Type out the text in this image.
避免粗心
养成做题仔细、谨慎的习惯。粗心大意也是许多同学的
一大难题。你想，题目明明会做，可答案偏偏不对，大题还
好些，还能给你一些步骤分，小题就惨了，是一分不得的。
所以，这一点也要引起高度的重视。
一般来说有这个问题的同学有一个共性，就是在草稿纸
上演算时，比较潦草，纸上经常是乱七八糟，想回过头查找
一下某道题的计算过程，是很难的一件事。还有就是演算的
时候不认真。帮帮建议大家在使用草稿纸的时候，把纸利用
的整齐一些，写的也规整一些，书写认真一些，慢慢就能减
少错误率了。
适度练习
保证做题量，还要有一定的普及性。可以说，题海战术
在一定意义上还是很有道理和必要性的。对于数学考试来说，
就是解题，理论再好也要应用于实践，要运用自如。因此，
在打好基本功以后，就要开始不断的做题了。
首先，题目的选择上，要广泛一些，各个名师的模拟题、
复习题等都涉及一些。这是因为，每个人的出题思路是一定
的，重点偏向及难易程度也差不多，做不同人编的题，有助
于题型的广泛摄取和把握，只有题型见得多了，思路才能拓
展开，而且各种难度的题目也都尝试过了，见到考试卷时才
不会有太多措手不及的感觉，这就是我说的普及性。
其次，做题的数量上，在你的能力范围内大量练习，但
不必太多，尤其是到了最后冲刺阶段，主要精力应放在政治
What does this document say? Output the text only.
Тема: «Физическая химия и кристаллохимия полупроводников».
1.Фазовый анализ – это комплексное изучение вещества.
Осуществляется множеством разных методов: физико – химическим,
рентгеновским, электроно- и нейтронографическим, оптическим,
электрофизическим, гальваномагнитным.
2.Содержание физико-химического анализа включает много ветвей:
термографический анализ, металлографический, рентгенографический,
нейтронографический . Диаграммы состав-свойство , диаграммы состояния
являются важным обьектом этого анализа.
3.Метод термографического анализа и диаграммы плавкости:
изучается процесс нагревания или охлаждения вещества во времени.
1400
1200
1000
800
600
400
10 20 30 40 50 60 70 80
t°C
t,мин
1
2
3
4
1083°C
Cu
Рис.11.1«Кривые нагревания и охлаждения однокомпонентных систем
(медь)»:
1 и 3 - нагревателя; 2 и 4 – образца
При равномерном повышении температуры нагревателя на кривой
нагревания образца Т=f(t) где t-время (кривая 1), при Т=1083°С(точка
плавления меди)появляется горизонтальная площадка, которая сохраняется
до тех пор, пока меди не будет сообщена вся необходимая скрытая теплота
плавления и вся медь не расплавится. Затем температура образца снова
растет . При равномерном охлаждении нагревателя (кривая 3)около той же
● ● ● ●
**Task**
Restate each record word for word.

**Task solution**
Type out the text in this image.
避免粗心
养成做题仔细、谨慎的习惯。粗心大意也是许多同学的
一大难题。你想，题目明明会做，可答案偏偏不对，大题还
好些，还能给你一些步骤分，小题就惨了，是一分不得的。
所以，这一点也要引起高度的重视。
一般来说有这个问题的同学有一个共性，就是在草稿纸
上演算时，比较潦草，纸上经常是乱七八糟，想回过头查找
一下某道题的计算过程，是很难的一件事。还有就是演算的
时候不认真。帮帮建议大家在使用草稿纸的时候，把纸利用
的整齐一些，写的也规整一些，书写认真一些，慢慢就能减
少错误率了。
适度练习
保证做题量，还要有一定的普及性。可以说，题海战术
在一定意义上还是很有道理和必要性的。对于数学考试来说，
就是解题，理论再好也要应用于实践，要运用自如。因此，
在打好基本功以后，就要开始不断的做题了。
首先，题目的选择上，要广泛一些，各个名师的模拟题、
复习题等都涉及一些。这是因为，每个人的出题思路是一定
的，重点偏向及难易程度也差不多，做不同人编的题，有助
于题型的广泛摄取和把握，只有题型见得多了，思路才能拓
展开，而且各种难度的题目也都尝试过了，见到考试卷时才
不会有太多措手不及的感觉，这就是我说的普及性。
其次，做题的数量上，在你的能力范围内大量练习，但
不必太多，尤其是到了最后冲刺阶段，主要精力应放在政治
What does this document say? Output the text only.
Тема: «Физическая химия и кристаллохимия полупроводников».
1.Фазовый анализ – это комплексное изучение вещества.
Осуществляется множеством разных методов: физико – химическим,
рентгеновским, электроно- и нейтронографическим, оптическим,
электрофизическим, гальваномагнитным.
2.Содержание физико-химического анализа включает много ветвей:
термографический анализ, металлографический, рентгенографический,
нейтронографический . Диаграммы состав-свойство , диаграммы состояния
являются важным обьектом этого анализа.
3.Метод термографического анализа и диаграммы плавкости:
изучается процесс нагревания или охлаждения вещества во времени.
1400
1200
1000
800
600
400
10 20 30 40 50 60 70 80
t°C
t,мин
1
2
3
4
1083°C
Cu
Рис.11.1«Кривые нагревания и охлаждения однокомпонентных систем
(медь)»:
1 и 3 - нагревателя; 2 и 4 – образца
При равномерном повышении температуры нагревателя на кривой
нагревания образца Т=f(t) где t-время (кривая 1), при Т=1083°С(точка
плавления меди)появляется горизонтальная площадка, которая сохраняется
до тех пор, пока меди не будет сообщена вся необходимая скрытая теплота
плавления и вся медь не расплавится. Затем температура образца снова
растет . При равномерном охлаждении нагревателя (кривая 3)около той же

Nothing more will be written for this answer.